Scan the entries and tally the lines that include the string "NIVELES". Reply with the figure alone.

--- Begin Materials provided ---

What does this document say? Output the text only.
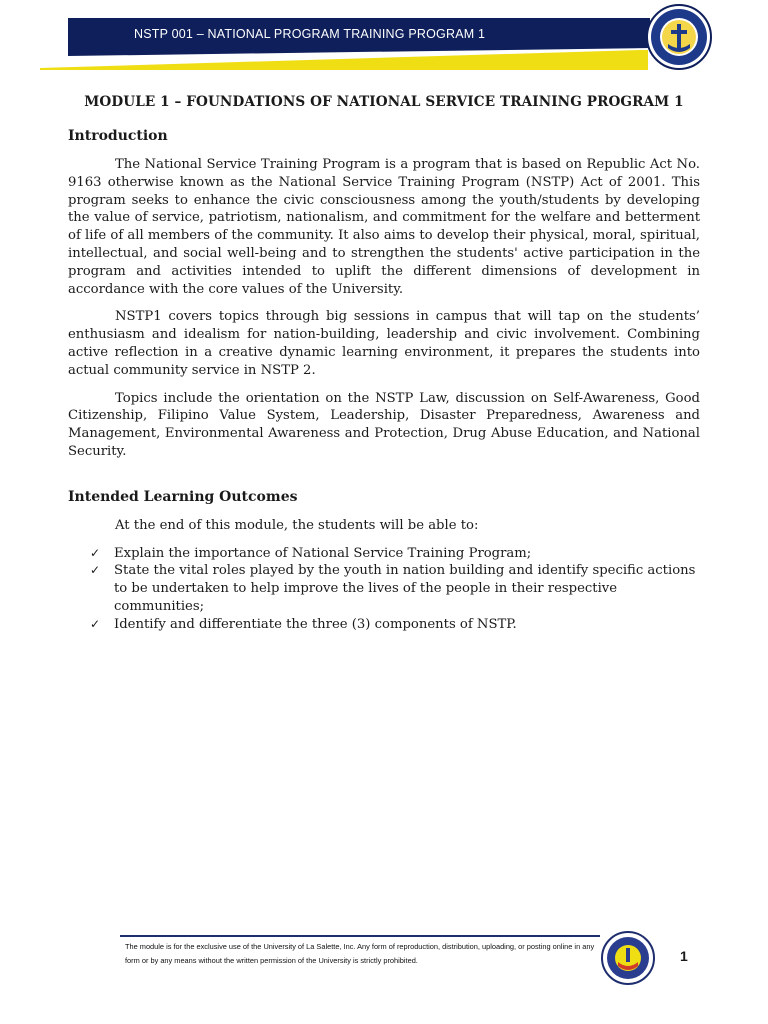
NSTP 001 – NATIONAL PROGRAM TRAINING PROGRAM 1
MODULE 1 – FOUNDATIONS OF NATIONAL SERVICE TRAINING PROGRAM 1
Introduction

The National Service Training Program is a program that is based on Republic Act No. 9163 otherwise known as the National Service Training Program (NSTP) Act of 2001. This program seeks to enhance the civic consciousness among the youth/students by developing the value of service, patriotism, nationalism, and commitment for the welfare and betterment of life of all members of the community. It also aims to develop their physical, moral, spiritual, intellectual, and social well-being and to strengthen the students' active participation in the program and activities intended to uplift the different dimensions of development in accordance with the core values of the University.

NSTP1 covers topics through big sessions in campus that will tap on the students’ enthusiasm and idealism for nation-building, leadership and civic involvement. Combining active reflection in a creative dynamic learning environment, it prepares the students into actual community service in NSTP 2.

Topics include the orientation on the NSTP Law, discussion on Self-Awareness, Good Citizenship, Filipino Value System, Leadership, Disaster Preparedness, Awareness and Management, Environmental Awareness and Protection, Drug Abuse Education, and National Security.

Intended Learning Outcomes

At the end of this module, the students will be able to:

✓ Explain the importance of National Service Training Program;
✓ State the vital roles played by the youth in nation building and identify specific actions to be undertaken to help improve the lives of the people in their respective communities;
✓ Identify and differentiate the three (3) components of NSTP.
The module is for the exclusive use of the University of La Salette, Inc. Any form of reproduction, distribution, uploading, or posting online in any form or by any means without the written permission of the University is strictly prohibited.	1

--- End Materials provided ---
--- Begin Materials provided ---

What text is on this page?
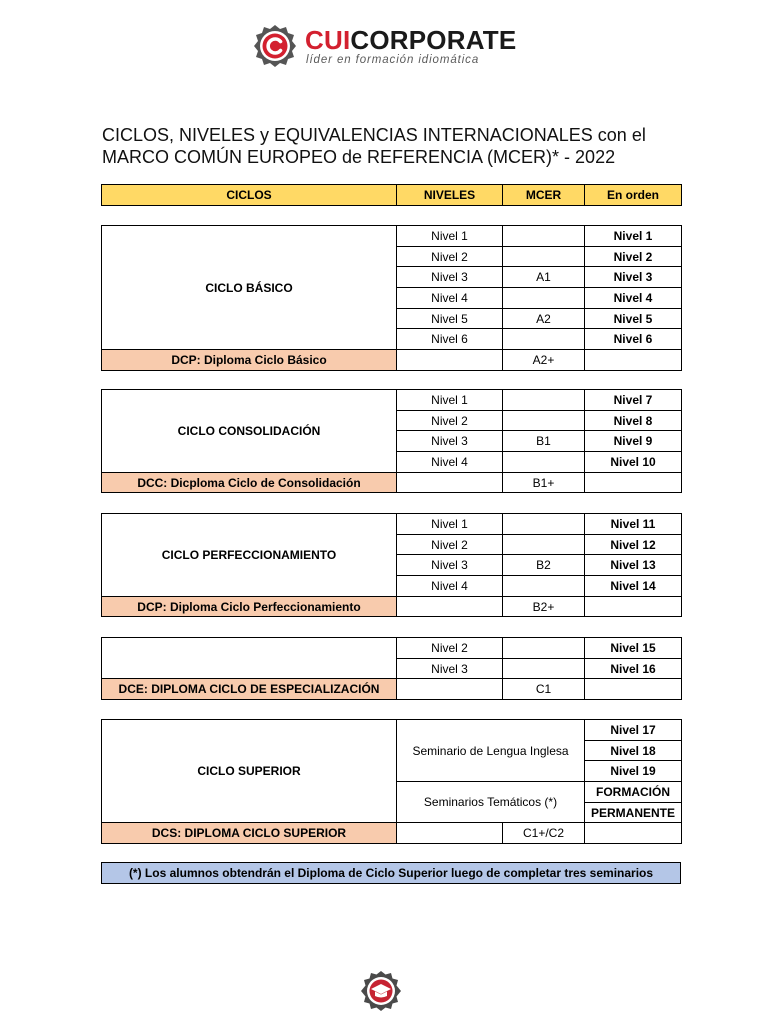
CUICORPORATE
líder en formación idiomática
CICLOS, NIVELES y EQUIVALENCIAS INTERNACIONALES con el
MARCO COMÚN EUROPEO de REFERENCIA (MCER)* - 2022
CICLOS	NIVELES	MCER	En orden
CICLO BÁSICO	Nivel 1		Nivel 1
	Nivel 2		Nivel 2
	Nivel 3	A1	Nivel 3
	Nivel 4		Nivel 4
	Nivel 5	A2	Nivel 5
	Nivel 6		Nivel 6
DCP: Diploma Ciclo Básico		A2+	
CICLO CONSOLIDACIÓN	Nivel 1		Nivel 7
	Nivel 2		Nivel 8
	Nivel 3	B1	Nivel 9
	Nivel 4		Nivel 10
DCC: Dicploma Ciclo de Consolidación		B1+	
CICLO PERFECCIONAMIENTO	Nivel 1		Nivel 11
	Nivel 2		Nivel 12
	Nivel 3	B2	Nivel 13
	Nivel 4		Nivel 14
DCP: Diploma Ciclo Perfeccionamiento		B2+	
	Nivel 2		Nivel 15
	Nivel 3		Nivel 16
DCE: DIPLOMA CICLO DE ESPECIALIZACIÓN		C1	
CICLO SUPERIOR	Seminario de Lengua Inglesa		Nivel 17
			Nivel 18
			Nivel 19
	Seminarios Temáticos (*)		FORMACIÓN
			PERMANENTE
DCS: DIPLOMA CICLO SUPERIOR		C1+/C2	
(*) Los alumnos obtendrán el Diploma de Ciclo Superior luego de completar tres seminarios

--- End Materials provided ---
--- Begin Materials provided ---

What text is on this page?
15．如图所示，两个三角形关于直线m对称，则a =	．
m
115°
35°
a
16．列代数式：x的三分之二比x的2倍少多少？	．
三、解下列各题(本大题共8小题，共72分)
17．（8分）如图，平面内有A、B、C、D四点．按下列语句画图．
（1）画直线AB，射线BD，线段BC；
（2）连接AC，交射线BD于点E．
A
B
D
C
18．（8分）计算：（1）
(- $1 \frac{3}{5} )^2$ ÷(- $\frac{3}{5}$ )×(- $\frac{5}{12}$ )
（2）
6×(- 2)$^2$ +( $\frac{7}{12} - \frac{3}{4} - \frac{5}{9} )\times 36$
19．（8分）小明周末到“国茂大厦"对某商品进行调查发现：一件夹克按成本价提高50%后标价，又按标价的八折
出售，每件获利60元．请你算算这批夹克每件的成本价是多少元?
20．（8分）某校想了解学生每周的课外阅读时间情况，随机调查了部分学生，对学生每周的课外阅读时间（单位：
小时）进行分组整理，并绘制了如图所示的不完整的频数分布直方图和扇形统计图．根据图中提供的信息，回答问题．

--- End Materials provided ---

The result: 2